— Goal of the exercise —
Gather all lines from the material that contain the word "JSON".
###
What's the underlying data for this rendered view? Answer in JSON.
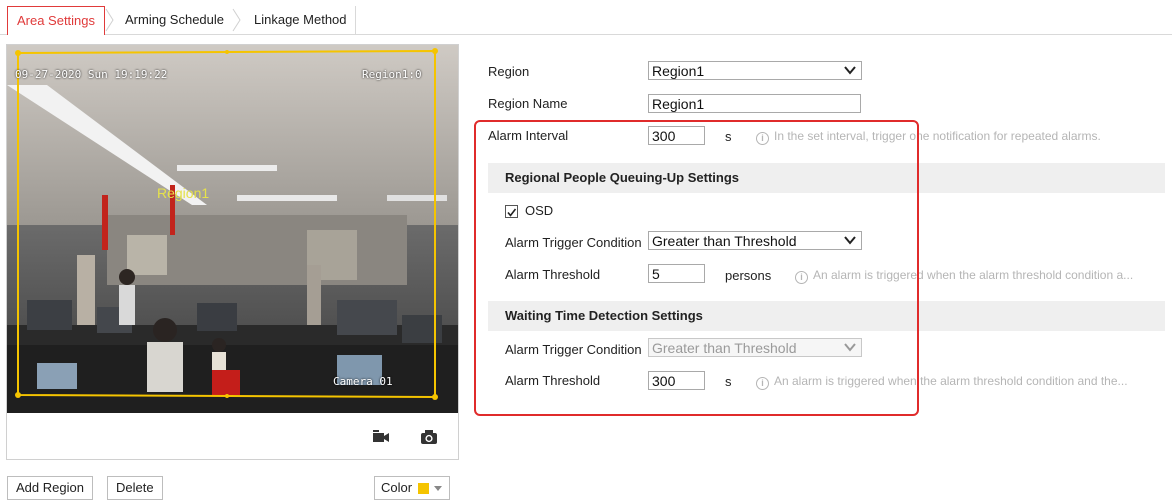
{
  "tabs": [
    {
      "label": "Area Settings",
      "active": true
    },
    {
      "label": "Arming Schedule",
      "active": false
    },
    {
      "label": "Linkage Method",
      "active": false
    }
  ],
  "video": {
    "timestamp": "09-27-2020 Sun 19:19:22",
    "region_count": "Region1:0",
    "region_label": "Region1",
    "camera_name": "Camera 01"
  },
  "video_toolbar": {
    "record_icon": "video-camera-icon",
    "snapshot_icon": "camera-icon"
  },
  "bottom_buttons": {
    "add_region": "Add Region",
    "delete": "Delete",
    "color": "Color",
    "color_value": "#f5c400"
  },
  "form": {
    "region": {
      "label": "Region",
      "value": "Region1"
    },
    "region_name": {
      "label": "Region Name",
      "value": "Region1"
    },
    "alarm_interval": {
      "label": "Alarm Interval",
      "value": "300",
      "unit": "s",
      "hint": "In the set interval, trigger one notification for repeated alarms."
    },
    "queuing_section": {
      "title": "Regional People Queuing-Up Settings",
      "osd": {
        "label": "OSD",
        "checked": true
      },
      "trigger_condition": {
        "label": "Alarm Trigger Condition",
        "value": "Greater than Threshold"
      },
      "threshold": {
        "label": "Alarm Threshold",
        "value": "5",
        "unit": "persons",
        "hint": "An alarm is triggered when the alarm threshold condition a..."
      }
    },
    "waiting_section": {
      "title": "Waiting Time Detection Settings",
      "trigger_condition": {
        "label": "Alarm Trigger Condition",
        "value": "Greater than Threshold",
        "disabled": true
      },
      "threshold": {
        "label": "Alarm Threshold",
        "value": "300",
        "unit": "s",
        "hint": "An alarm is triggered when the alarm threshold condition and the..."
      }
    }
  },
  "colors": {
    "active_tab": "#e03a3a",
    "region_outline": "#f5c400",
    "highlight_box": "#e02b2b",
    "section_bg": "#efefef"
  }
}
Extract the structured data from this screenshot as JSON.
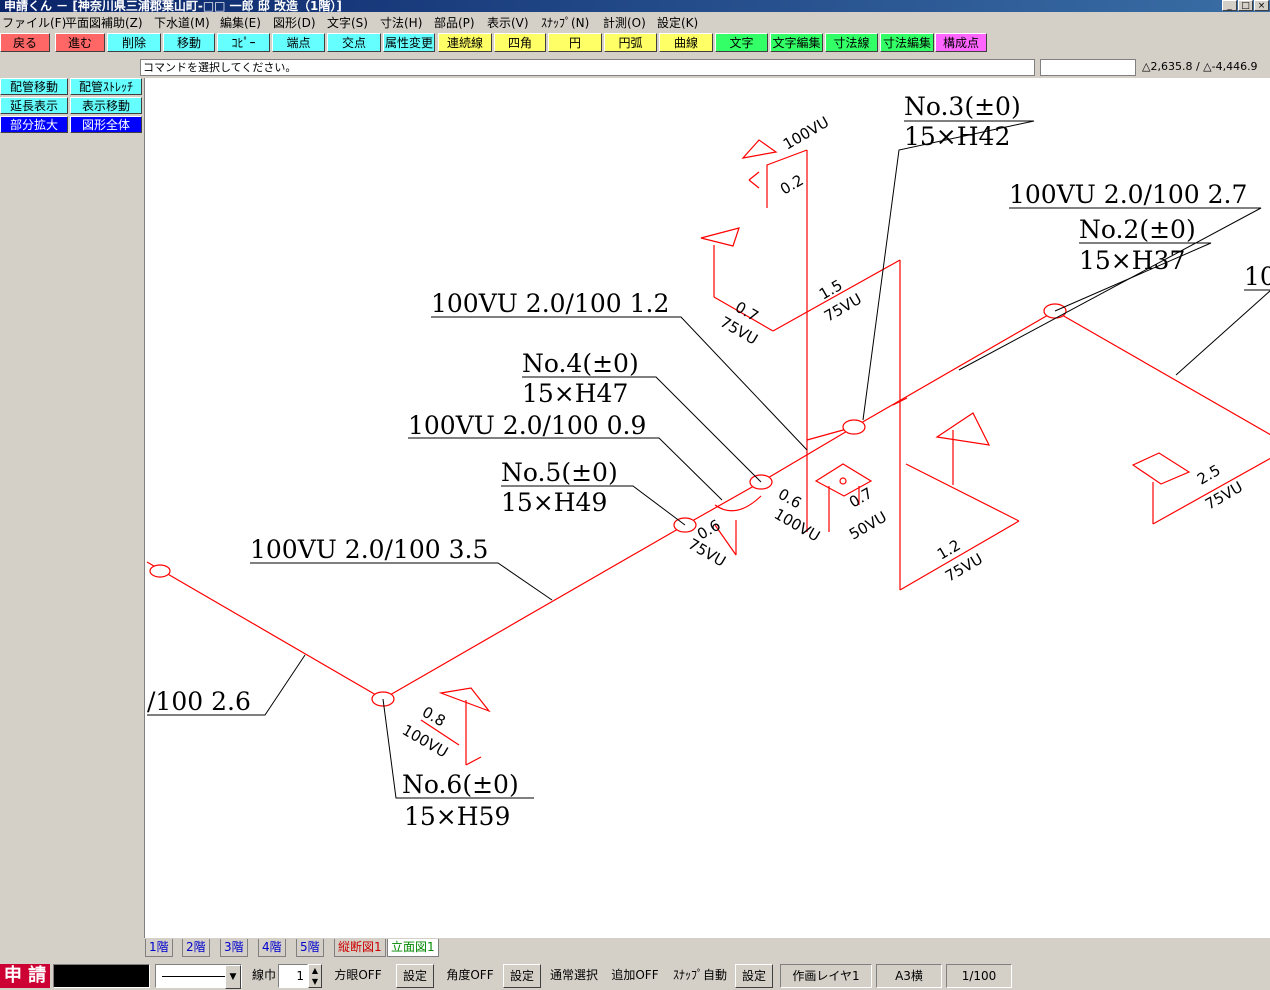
{
  "window": {
    "title": "申請くん － [神奈川県三浦郡葉山町-□□ 一郎 邸 改造（1階）]",
    "controls": [
      "_",
      "□",
      "×"
    ]
  },
  "menu": [
    "ファイル(F)",
    "平面図補助(Z)",
    "下水道(M)",
    "編集(E)",
    "図形(D)",
    "文字(S)",
    "寸法(H)",
    "部品(P)",
    "表示(V)",
    "ｽﾅｯﾌﾟ(N)",
    "計測(O)",
    "設定(K)"
  ],
  "toolbar": [
    {
      "label": "戻る",
      "color": "#ff6666"
    },
    {
      "label": "進む",
      "color": "#ff6666"
    },
    {
      "label": "削除",
      "color": "#66ffff"
    },
    {
      "label": "移動",
      "color": "#66ffff"
    },
    {
      "label": "ｺﾋﾟｰ",
      "color": "#66ffff"
    },
    {
      "label": "端点",
      "color": "#66ffff"
    },
    {
      "label": "交点",
      "color": "#66ffff"
    },
    {
      "label": "属性変更",
      "color": "#66ffff"
    },
    {
      "label": "連続線",
      "color": "#ffff66"
    },
    {
      "label": "四角",
      "color": "#ffff66"
    },
    {
      "label": "円",
      "color": "#ffff66"
    },
    {
      "label": "円弧",
      "color": "#ffff66"
    },
    {
      "label": "曲線",
      "color": "#ffff66"
    },
    {
      "label": "文字",
      "color": "#33ff66"
    },
    {
      "label": "文字編集",
      "color": "#33ff66"
    },
    {
      "label": "寸法線",
      "color": "#33ff66"
    },
    {
      "label": "寸法編集",
      "color": "#33ff66"
    },
    {
      "label": "構成点",
      "color": "#ff66ff"
    }
  ],
  "message": "コマンドを選択してください。",
  "coords": "△2,635.8 / △-4,446.9",
  "left_panel": [
    {
      "label": "配管移動",
      "color": "#66ffff",
      "text": "#000000"
    },
    {
      "label": "配管ｽﾄﾚｯﾁ",
      "color": "#66ffff",
      "text": "#000000"
    },
    {
      "label": "延長表示",
      "color": "#66ffff",
      "text": "#000000"
    },
    {
      "label": "表示移動",
      "color": "#66ffff",
      "text": "#000000"
    },
    {
      "label": "部分拡大",
      "color": "#0000ff",
      "text": "#ffffff"
    },
    {
      "label": "図形全体",
      "color": "#0000ff",
      "text": "#ffffff"
    }
  ],
  "drawing": {
    "pipe_labels": {
      "top_right": "100VU 2.0/100 2.7",
      "mid_left": "100VU 2.0/100 1.2",
      "mid": "100VU 2.0/100 0.9",
      "lower": "100VU 2.0/100 3.5",
      "left_partial": "/100 2.6",
      "far_right_partial": "10"
    },
    "manholes": {
      "no3": {
        "name": "No.3(±0)",
        "size": "15×H42"
      },
      "no2": {
        "name": "No.2(±0)",
        "size": "15×H37"
      },
      "no4": {
        "name": "No.4(±0)",
        "size": "15×H47"
      },
      "no5": {
        "name": "No.5(±0)",
        "size": "15×H49"
      },
      "no6": {
        "name": "No.6(±0)",
        "size": "15×H59"
      }
    },
    "branch_labels": {
      "b_100vu_top": "100VU",
      "b_02": "0.2",
      "b_07a": "0.7",
      "b_75vu_a": "75VU",
      "b_15": "1.5",
      "b_75vu_b": "75VU",
      "b_06a": "0.6",
      "b_100vu_a": "100VU",
      "b_07b": "0.7",
      "b_50vu": "50VU",
      "b_06b": "0.6",
      "b_75vu_c": "75VU",
      "b_12": "1.2",
      "b_75vu_d": "75VU",
      "b_25": "2.5",
      "b_75vu_e": "75VU",
      "b_08": "0.8",
      "b_100vu_b": "100VU"
    }
  },
  "floor_tabs": [
    {
      "label": "1階",
      "color": "#0000cc"
    },
    {
      "label": "2階",
      "color": "#0000cc"
    },
    {
      "label": "3階",
      "color": "#0000cc"
    },
    {
      "label": "4階",
      "color": "#0000cc"
    },
    {
      "label": "5階",
      "color": "#0000cc"
    },
    {
      "label": "縦断図1",
      "color": "#cc0000"
    },
    {
      "label": "立面図1",
      "color": "#008800"
    }
  ],
  "status": {
    "app_badge": "申 請",
    "line_width_label": "線巾",
    "line_width_value": "1",
    "grid": "方眼OFF",
    "set1": "設定",
    "angle": "角度OFF",
    "set2": "設定",
    "select_mode": "通常選択",
    "append": "追加OFF",
    "snap": "ｽﾅｯﾌﾟ自動",
    "set3": "設定",
    "layer": "作画レイヤ1",
    "paper": "A3横",
    "scale": "1/100"
  },
  "colors": {
    "pipe": "#ff0000",
    "canvas": "#ffffff",
    "chrome": "#d4d0c8"
  }
}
###
— Expected answer —
What's the underlying data for this rendered view? Answer in JSON.
Extract the structured data from this screenshot as JSON.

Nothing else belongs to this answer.